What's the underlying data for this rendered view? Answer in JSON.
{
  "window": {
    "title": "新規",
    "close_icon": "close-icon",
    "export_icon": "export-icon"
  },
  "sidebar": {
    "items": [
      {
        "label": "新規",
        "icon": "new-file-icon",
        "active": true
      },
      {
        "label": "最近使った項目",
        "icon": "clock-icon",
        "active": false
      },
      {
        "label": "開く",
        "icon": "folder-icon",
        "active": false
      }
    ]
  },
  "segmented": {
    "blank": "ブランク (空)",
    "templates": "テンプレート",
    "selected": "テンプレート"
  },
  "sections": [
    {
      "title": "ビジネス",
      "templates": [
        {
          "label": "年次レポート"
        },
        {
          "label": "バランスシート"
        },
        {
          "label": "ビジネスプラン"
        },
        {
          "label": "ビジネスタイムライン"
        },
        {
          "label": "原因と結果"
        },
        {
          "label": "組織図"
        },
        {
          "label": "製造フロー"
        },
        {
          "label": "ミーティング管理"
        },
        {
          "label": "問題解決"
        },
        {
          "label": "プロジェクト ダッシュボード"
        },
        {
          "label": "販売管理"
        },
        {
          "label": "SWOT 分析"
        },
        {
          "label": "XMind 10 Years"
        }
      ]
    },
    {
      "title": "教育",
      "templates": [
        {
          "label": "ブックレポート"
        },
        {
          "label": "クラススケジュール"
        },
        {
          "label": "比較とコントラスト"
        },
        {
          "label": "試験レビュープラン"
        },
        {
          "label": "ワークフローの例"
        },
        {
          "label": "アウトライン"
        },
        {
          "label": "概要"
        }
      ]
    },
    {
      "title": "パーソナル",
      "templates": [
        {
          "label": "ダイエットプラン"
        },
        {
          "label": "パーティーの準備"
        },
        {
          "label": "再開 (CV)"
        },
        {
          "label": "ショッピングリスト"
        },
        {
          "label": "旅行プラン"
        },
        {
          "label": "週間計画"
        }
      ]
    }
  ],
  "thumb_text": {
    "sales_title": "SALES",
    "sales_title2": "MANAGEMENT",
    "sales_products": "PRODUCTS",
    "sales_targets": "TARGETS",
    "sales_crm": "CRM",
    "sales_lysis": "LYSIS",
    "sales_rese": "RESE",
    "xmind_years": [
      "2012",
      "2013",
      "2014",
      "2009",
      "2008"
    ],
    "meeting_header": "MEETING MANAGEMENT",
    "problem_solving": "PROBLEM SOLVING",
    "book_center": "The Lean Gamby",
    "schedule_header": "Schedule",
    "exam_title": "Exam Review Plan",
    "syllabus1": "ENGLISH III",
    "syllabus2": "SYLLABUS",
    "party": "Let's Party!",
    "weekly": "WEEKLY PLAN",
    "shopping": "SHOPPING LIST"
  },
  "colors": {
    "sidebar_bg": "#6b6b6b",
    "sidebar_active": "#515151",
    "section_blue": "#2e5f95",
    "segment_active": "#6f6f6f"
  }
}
- - -
In the entries above, identify every line with the string "MANAGEMENT".

    "sales_title2": "MANAGEMENT",
    "meeting_header": "MEETING MANAGEMENT",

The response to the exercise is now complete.